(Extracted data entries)
>>

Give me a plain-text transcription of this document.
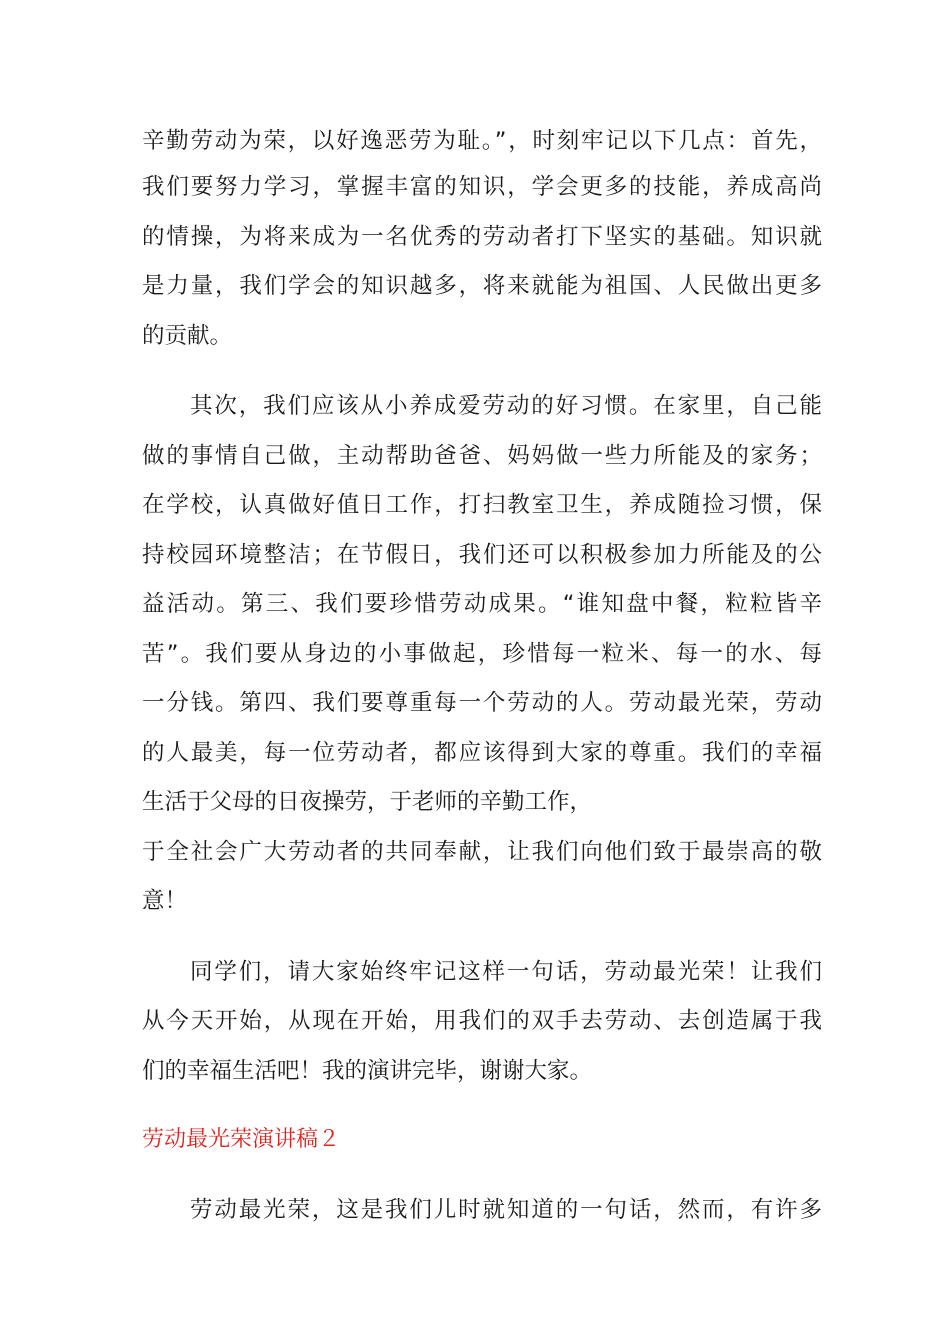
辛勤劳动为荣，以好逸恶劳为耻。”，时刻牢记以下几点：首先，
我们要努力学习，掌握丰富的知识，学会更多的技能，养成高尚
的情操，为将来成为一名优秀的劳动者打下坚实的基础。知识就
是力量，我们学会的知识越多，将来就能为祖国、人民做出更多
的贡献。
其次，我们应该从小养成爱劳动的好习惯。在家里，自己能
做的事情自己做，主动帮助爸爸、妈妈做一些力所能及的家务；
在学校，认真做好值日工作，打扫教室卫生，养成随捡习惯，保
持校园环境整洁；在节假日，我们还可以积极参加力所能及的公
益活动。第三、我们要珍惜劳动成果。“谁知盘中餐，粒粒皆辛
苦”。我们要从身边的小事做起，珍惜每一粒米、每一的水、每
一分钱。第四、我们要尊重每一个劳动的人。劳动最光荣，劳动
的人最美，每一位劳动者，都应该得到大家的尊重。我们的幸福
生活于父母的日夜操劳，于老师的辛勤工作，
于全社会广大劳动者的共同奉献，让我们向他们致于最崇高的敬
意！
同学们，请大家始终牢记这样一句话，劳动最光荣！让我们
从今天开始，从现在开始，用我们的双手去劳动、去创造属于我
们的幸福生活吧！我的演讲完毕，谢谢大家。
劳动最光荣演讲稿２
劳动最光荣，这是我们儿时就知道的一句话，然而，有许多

<<
>>

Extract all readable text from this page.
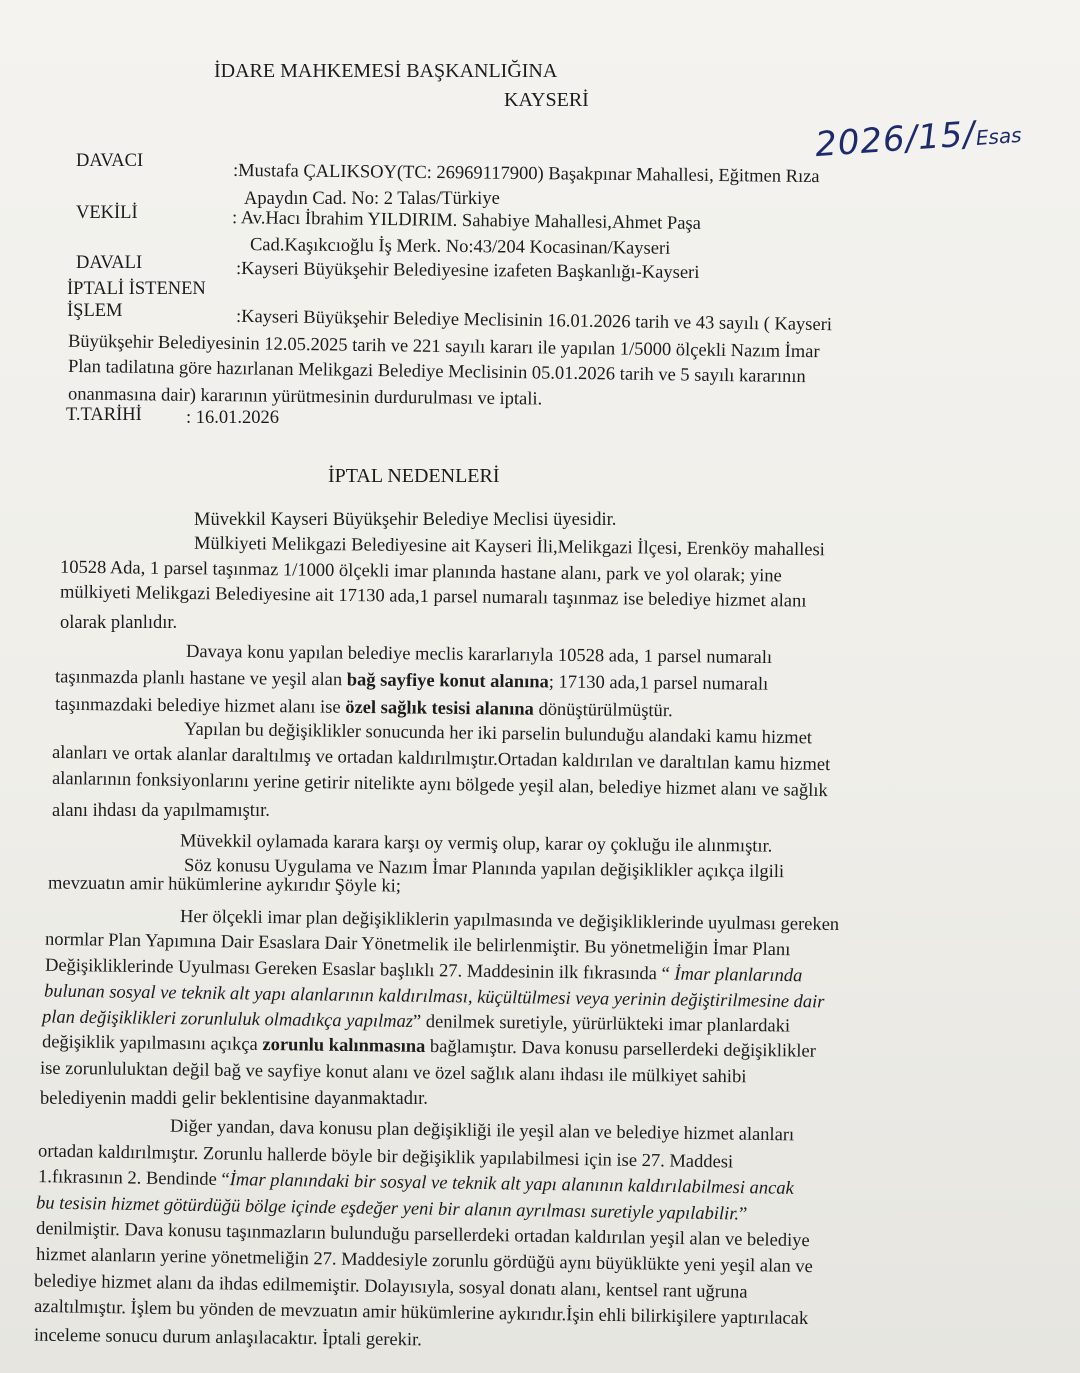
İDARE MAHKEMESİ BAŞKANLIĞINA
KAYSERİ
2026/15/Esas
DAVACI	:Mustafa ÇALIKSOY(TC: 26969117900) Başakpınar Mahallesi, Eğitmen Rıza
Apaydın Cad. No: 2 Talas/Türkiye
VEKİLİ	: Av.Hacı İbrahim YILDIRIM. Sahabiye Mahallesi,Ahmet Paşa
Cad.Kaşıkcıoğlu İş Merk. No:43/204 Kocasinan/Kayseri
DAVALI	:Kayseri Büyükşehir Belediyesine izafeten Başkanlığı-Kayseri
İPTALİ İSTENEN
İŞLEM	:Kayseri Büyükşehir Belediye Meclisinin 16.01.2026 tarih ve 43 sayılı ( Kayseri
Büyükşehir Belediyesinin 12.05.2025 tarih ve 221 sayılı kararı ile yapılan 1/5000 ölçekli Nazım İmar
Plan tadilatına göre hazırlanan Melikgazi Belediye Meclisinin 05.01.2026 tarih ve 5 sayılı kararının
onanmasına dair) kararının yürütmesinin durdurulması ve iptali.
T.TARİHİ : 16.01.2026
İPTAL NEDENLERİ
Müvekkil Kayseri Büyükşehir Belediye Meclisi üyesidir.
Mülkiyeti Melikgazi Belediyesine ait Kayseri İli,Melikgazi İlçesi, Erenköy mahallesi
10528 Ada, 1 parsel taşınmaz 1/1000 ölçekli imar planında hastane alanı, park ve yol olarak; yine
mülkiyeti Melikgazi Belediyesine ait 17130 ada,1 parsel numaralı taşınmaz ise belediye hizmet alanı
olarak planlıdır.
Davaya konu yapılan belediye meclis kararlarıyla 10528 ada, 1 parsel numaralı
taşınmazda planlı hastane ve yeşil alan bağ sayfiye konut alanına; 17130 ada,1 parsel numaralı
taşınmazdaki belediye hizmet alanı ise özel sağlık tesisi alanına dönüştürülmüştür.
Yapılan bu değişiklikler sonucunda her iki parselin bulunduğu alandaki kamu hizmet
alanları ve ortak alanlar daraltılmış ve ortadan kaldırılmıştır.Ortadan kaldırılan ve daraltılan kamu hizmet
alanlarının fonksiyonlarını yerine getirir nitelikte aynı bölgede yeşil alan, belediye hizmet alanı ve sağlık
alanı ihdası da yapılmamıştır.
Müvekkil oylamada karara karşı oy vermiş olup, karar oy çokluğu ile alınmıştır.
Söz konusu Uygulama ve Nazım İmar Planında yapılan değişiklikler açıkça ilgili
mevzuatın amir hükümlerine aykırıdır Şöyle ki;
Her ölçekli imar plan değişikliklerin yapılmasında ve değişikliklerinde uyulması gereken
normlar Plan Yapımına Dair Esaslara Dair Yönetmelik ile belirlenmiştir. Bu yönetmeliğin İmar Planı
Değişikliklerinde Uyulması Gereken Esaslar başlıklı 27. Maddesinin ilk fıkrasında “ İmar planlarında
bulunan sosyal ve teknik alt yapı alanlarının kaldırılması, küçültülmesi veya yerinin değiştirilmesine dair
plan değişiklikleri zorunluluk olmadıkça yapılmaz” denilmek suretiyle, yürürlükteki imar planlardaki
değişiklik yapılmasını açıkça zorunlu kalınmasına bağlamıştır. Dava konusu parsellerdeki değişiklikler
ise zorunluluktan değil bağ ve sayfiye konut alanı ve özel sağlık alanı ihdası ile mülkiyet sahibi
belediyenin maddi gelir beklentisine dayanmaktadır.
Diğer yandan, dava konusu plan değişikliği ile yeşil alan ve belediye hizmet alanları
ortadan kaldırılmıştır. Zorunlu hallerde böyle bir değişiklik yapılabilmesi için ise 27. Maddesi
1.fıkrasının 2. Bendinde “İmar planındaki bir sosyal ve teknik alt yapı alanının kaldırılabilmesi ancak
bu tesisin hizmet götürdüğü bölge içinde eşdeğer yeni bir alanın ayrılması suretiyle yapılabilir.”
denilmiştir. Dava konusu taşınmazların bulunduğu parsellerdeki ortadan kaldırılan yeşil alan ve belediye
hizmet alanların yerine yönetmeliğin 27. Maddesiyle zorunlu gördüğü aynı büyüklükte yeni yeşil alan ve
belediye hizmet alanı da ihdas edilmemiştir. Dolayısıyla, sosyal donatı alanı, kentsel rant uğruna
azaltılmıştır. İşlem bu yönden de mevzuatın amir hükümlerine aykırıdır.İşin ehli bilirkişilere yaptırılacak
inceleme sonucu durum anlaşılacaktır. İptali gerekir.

<<

Find how many lines include the string "ölçekli" and report that number alone.

3